-- START STORED RECORDS --

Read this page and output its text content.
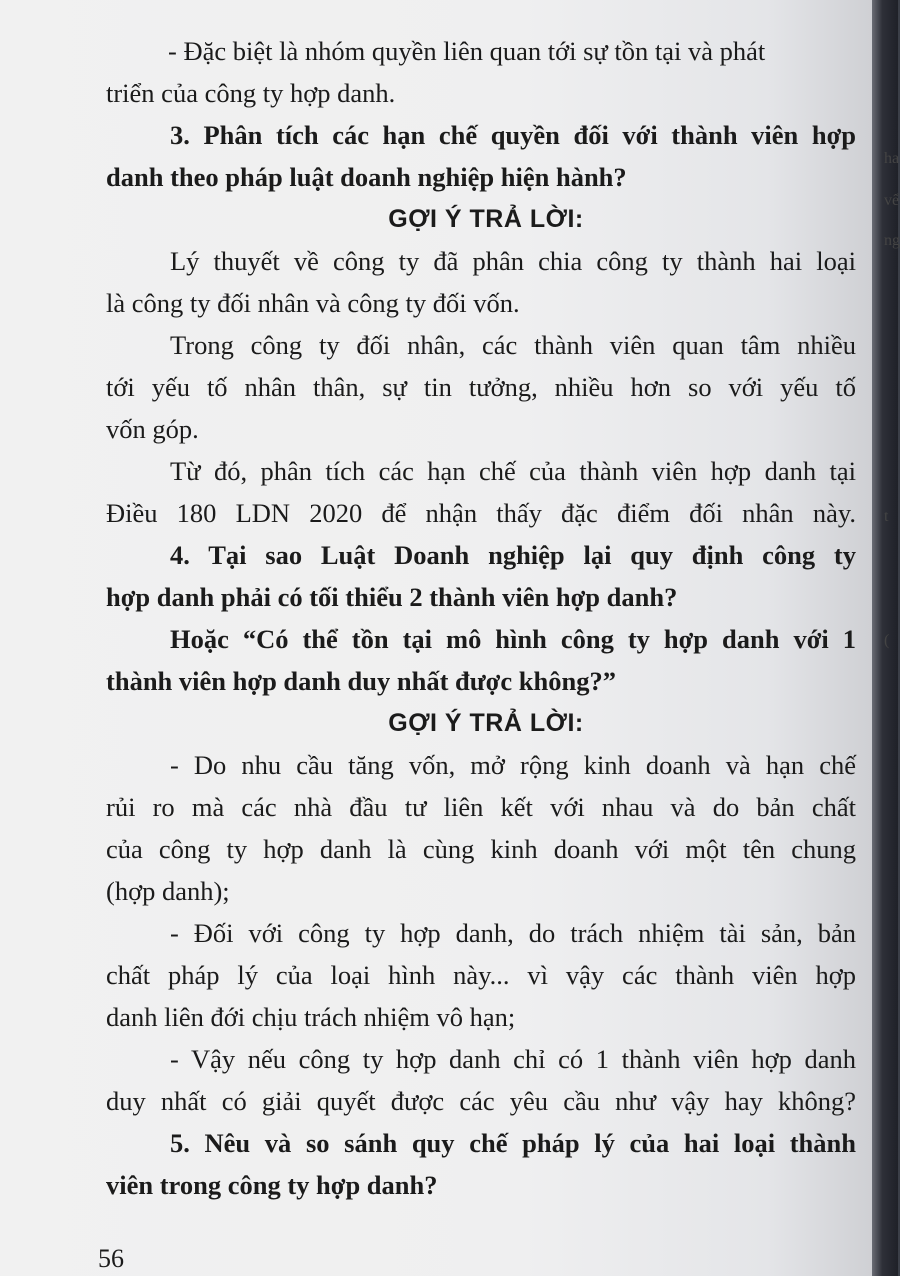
- Đặc biệt là nhóm quyền liên quan tới sự tồn tại và phát
triển của công ty hợp danh.
3. Phân tích các hạn chế quyền đối với thành viên hợp
danh theo pháp luật doanh nghiệp hiện hành?
GỢI Ý TRẢ LỜI:
Lý thuyết về công ty đã phân chia công ty thành hai loại
là công ty đối nhân và công ty đối vốn.
Trong công ty đối nhân, các thành viên quan tâm nhiều
tới yếu tố nhân thân, sự tin tưởng, nhiều hơn so với yếu tố
vốn góp.
Từ đó, phân tích các hạn chế của thành viên hợp danh tại
Điều 180 LDN 2020 để nhận thấy đặc điểm đối nhân này.
4. Tại sao Luật Doanh nghiệp lại quy định công ty
hợp danh phải có tối thiểu 2 thành viên hợp danh?
Hoặc “Có thể tồn tại mô hình công ty hợp danh với 1
thành viên hợp danh duy nhất được không?”
GỢI Ý TRẢ LỜI:
- Do nhu cầu tăng vốn, mở rộng kinh doanh và hạn chế
rủi ro mà các nhà đầu tư liên kết với nhau và do bản chất
của công ty hợp danh là cùng kinh doanh với một tên chung
(hợp danh);
- Đối với công ty hợp danh, do trách nhiệm tài sản, bản
chất pháp lý của loại hình này... vì vậy các thành viên hợp
danh liên đới chịu trách nhiệm vô hạn;
- Vậy nếu công ty hợp danh chỉ có 1 thành viên hợp danh
duy nhất có giải quyết được các yêu cầu như vậy hay không?
5. Nêu và so sánh quy chế pháp lý của hai loại thành
viên trong công ty hợp danh?
56
ha
vể
ng
t
(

-- END STORED RECORDS --

From the data, pick out every line that includes "trách".

- Đối với công ty hợp danh, do trách nhiệm tài sản, bản
danh liên đới chịu trách nhiệm vô hạn;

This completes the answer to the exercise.